◆ **PROBLEM TO SOLVE**: Copy out, word for word, the lines of the records starting with the line containing "section-11-decision: Hyväksyttiin. <box>261" and going on through the line containing "section-15-intro-line: Kirkkoherra esittelee", with both of those lines included.

◆ **RECORDS PROVIDED**:
□ □ □ □ □ □ □

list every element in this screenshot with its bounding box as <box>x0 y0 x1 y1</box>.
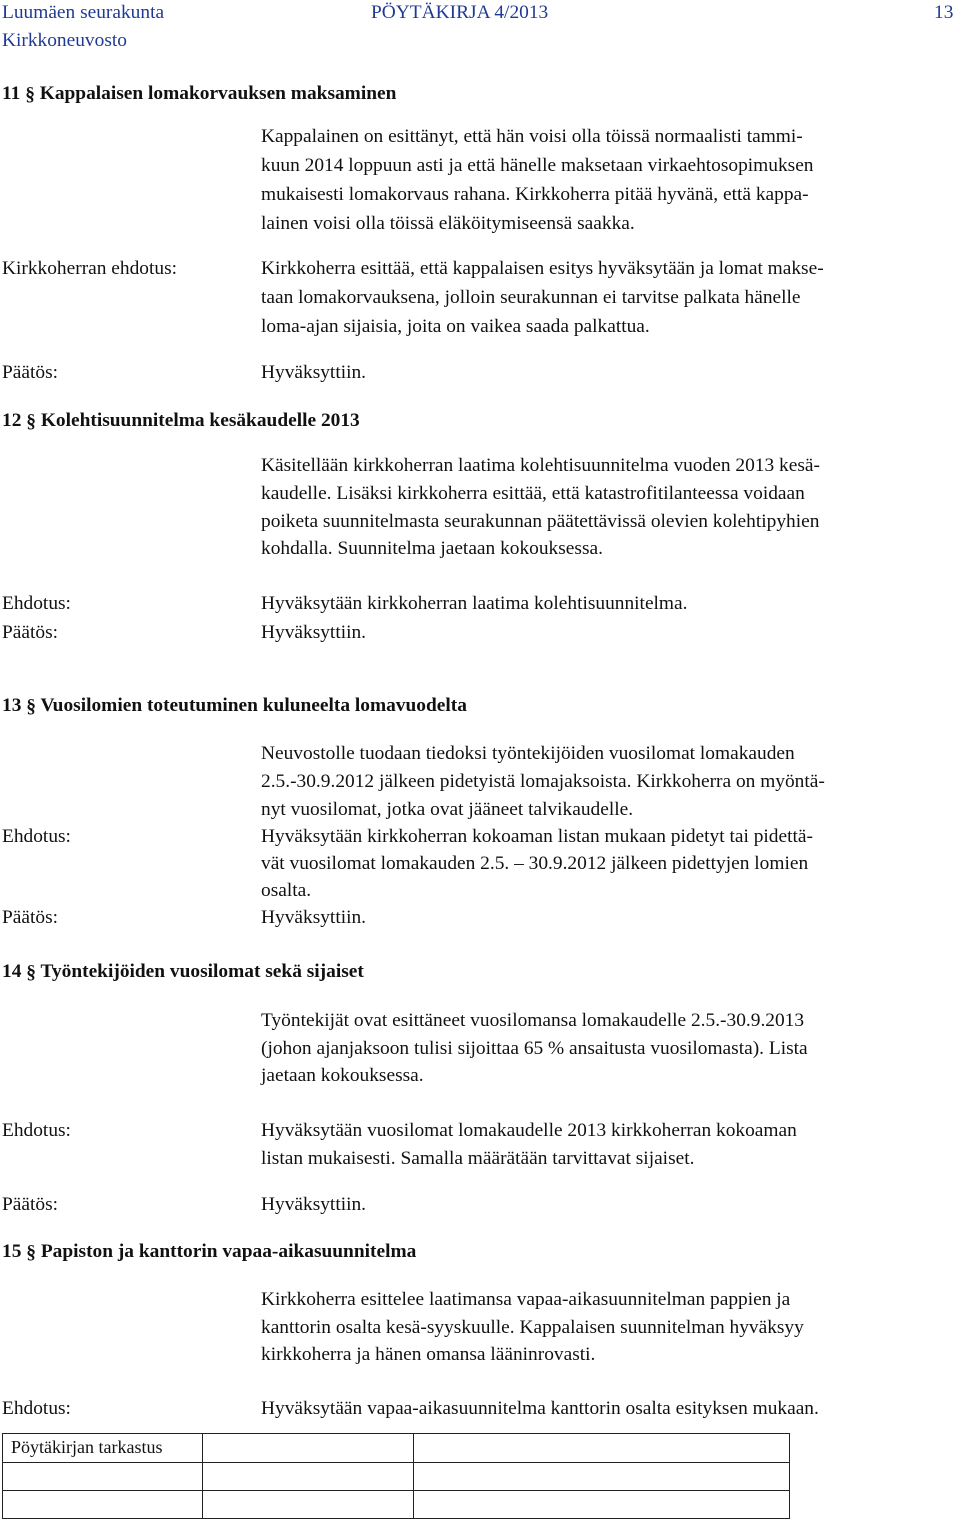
section-11-decision: Hyväksyttiin. <box>261 362 367 383</box>
section-15-intro-line: Kirkkoherra esittelee laatimansa vapaa-aikasuunnitelman pappien ja <box>261 1289 791 1310</box>
section-14-intro-line: Työntekijät ovat esittäneet vuosilomansa lomakaudelle 2.5.-30.9.2013 <box>261 1010 805 1031</box>
section-11-proposal-label: Kirkkoherran ehdotus: <box>2 258 178 279</box>
section-12-proposal-label: Ehdotus: <box>2 593 71 614</box>
section-12-intro-line: kohdalla. Suunnitelma jaetaan kokouksessa. <box>261 538 603 559</box>
section-15-heading <box>2 1241 416 1263</box>
table-column-divider <box>202 1434 203 1518</box>
section-14-proposal-line: Hyväksytään vuosilomat lomakaudelle 2013 kirkkoherran kokoaman <box>261 1120 797 1141</box>
section-13-proposal-line: osalta. <box>261 880 312 901</box>
table-column-divider <box>413 1434 414 1518</box>
section-11-decision-label: Päätös: <box>2 362 59 383</box>
section-symbol: § <box>26 1242 36 1263</box>
section-symbol: § <box>26 696 36 717</box>
section-14-intro-line: (johon ajanjaksoon tulisi sijoittaa 65 % ansaitusta vuosilomasta). Lista <box>261 1038 808 1059</box>
section-12-intro-line: kaudelle. Lisäksi kirkkoherra esittää, että katastrofitilanteessa voidaan <box>261 483 805 504</box>
section-11-intro-line: kuun 2014 loppuun asti ja että hänelle maksetaan virkaehtosopimuksen <box>261 155 814 176</box>
section-15-proposal-label: Ehdotus: <box>2 1398 71 1419</box>
section-12-decision-label: Päätös: <box>2 622 59 643</box>
section-12-proposal: Hyväksytään kirkkoherran laatima kolehtisuunnitelma. <box>261 593 688 614</box>
review-table <box>2 1433 790 1519</box>
section-13-proposal-line: vät vuosilomat lomakauden 2.5. – 30.9.2012 jälkeen pidettyjen lomien <box>261 853 809 874</box>
section-15-intro-line: kanttorin osalta kesä-syyskuulle. Kappalaisen suunnitelman hyväksyy <box>261 1317 804 1338</box>
header-org: Luumäen seurakunta <box>2 2 165 23</box>
section-title: Kappalaisen lomakorvauksen maksaminen <box>39 83 397 104</box>
section-11-proposal-line: loma-ajan sijaisia, joita on vaikea saada palkattua. <box>261 316 650 337</box>
section-13-decision: Hyväksyttiin. <box>261 907 367 928</box>
section-13-intro-line: nyt vuosilomat, jotka ovat jääneet talvikaudelle. <box>261 799 634 820</box>
section-12-heading <box>2 410 360 432</box>
review-table-label: Pöytäkirjan tarkastus <box>11 1437 163 1457</box>
section-number: 13 <box>2 695 22 716</box>
section-14-decision: Hyväksyttiin. <box>261 1194 367 1215</box>
section-11-intro-line: Kappalainen on esittänyt, että hän voisi olla töissä normaalisti tammi- <box>261 126 803 147</box>
section-13-intro-line: Neuvostolle tuodaan tiedoksi työntekijöiden vuosilomat lomakauden <box>261 743 795 764</box>
table-row-divider <box>3 1490 789 1491</box>
section-13-decision-label: Päätös: <box>2 907 59 928</box>
section-symbol: § <box>26 962 36 983</box>
section-number: 14 <box>2 961 22 982</box>
section-symbol: § <box>25 84 35 105</box>
section-11-proposal-line: Kirkkoherra esittää, että kappalaisen esitys hyväksytään ja lomat makse- <box>261 258 824 279</box>
section-11-intro-line: mukaisesti lomakorvaus rahana. Kirkkoherra pitää hyvänä, että kappa- <box>261 184 809 205</box>
section-13-heading <box>2 695 467 717</box>
section-13-intro-line: 2.5.-30.9.2012 jälkeen pidetyistä lomajaksoista. Kirkkoherra on myöntä- <box>261 771 825 792</box>
section-11-proposal-line: taan lomakorvauksena, jolloin seurakunnan ei tarvitse palkata hänelle <box>261 287 801 308</box>
section-13-proposal-label: Ehdotus: <box>2 826 71 847</box>
section-12-decision: Hyväksyttiin. <box>261 622 367 643</box>
section-12-intro-line: poiketa suunnitelmasta seurakunnan päätettävissä olevien kolehtipyhien <box>261 511 820 532</box>
section-12-intro-line: Käsitellään kirkkoherran laatima kolehtisuunnitelma vuoden 2013 kesä- <box>261 455 820 476</box>
section-symbol: § <box>26 411 36 432</box>
section-15-intro-line: kirkkoherra ja hänen omansa lääninrovasti. <box>261 1344 596 1365</box>
header-body: Kirkkoneuvosto <box>2 30 127 51</box>
section-title: Kolehtisuunnitelma kesäkaudelle 2013 <box>40 410 360 431</box>
section-14-proposal-label: Ehdotus: <box>2 1120 71 1141</box>
section-number: 15 <box>2 1241 22 1262</box>
section-14-decision-label: Päätös: <box>2 1194 59 1215</box>
section-14-heading <box>2 961 364 983</box>
section-15-proposal: Hyväksytään vapaa-aikasuunnitelma kanttorin osalta esityksen mukaan. <box>261 1398 819 1419</box>
section-title: Vuosilomien toteutuminen kuluneelta lomavuodelta <box>40 695 467 716</box>
section-number: 12 <box>2 410 22 431</box>
section-14-intro-line: jaetaan kokouksessa. <box>261 1065 424 1086</box>
section-11-heading <box>2 83 396 105</box>
section-title: Papiston ja kanttorin vapaa-aikasuunnitelma <box>40 1241 417 1262</box>
section-number: 11 <box>2 83 21 104</box>
header-page-number: 13 <box>934 2 954 23</box>
section-13-proposal-line: Hyväksytään kirkkoherran kokoaman listan mukaan pidetyt tai pidettä- <box>261 826 813 847</box>
header-doc-title: PÖYTÄKIRJA 4/2013 <box>371 2 549 23</box>
section-14-proposal-line: listan mukaisesti. Samalla määrätään tarvittavat sijaiset. <box>261 1148 695 1169</box>
section-title: Työntekijöiden vuosilomat sekä sijaiset <box>40 961 364 982</box>
section-11-intro-line: lainen voisi olla töissä eläköitymiseensä saakka. <box>261 213 635 234</box>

□ □ □ □ □ □ □

◆ **EXPECTED ANSWER**:
section-11-decision: Hyväksyttiin. <box>261 362 367 383</box>
section-15-intro-line: Kirkkoherra esittelee laatimansa vapaa-aikasuunnitelman pappien ja <box>261 1289 791 1310</box>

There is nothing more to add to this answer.